====== THE INPUT ======
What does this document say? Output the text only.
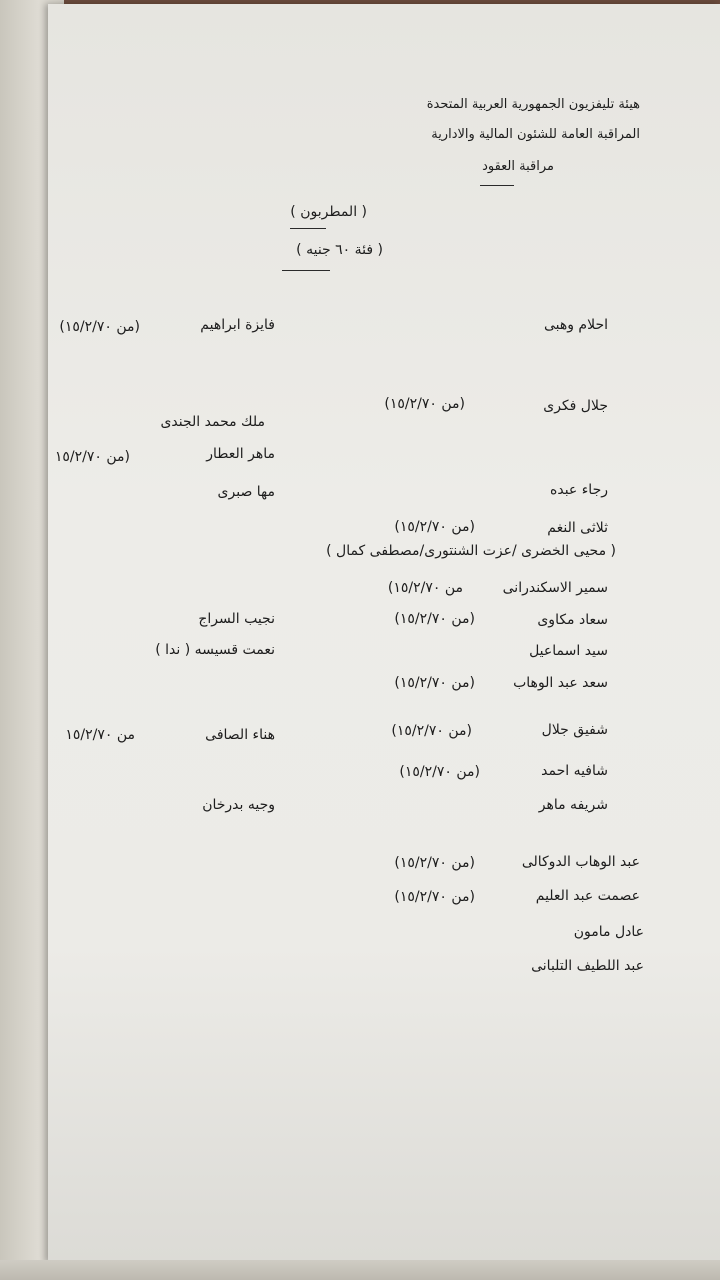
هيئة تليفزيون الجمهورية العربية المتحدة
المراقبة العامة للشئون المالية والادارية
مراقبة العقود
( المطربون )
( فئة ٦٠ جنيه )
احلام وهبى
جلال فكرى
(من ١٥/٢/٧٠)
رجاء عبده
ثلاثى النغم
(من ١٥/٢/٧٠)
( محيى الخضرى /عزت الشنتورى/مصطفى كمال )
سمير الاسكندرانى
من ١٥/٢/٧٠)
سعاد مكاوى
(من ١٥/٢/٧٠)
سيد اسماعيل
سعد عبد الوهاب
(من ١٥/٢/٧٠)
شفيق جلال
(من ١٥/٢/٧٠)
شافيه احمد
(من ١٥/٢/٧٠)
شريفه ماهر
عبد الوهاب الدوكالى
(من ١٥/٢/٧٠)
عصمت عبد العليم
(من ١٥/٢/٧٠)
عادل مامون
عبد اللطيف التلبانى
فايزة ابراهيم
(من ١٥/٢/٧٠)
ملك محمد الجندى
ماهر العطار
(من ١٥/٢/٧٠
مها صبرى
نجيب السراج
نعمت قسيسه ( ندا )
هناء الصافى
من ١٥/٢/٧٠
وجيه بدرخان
======
**WRITTEN TASK**: What comes back should match the records exactly, minus any pictures.

**IN RESPONSE**:
What does this document say? Output the text only.
هيئة تليفزيون الجمهورية العربية المتحدة
المراقبة العامة للشئون المالية والادارية
مراقبة العقود
( المطربون )
( فئة ٦٠ جنيه )
احلام وهبى
جلال فكرى
(من ١٥/٢/٧٠)
رجاء عبده
ثلاثى النغم
(من ١٥/٢/٧٠)
( محيى الخضرى /عزت الشنتورى/مصطفى كمال )
سمير الاسكندرانى
من ١٥/٢/٧٠)
سعاد مكاوى
(من ١٥/٢/٧٠)
سيد اسماعيل
سعد عبد الوهاب
(من ١٥/٢/٧٠)
شفيق جلال
(من ١٥/٢/٧٠)
شافيه احمد
(من ١٥/٢/٧٠)
شريفه ماهر
عبد الوهاب الدوكالى
(من ١٥/٢/٧٠)
عصمت عبد العليم
(من ١٥/٢/٧٠)
عادل مامون
عبد اللطيف التلبانى
فايزة ابراهيم
(من ١٥/٢/٧٠)
ملك محمد الجندى
ماهر العطار
(من ١٥/٢/٧٠
مها صبرى
نجيب السراج
نعمت قسيسه ( ندا )
هناء الصافى
من ١٥/٢/٧٠
وجيه بدرخان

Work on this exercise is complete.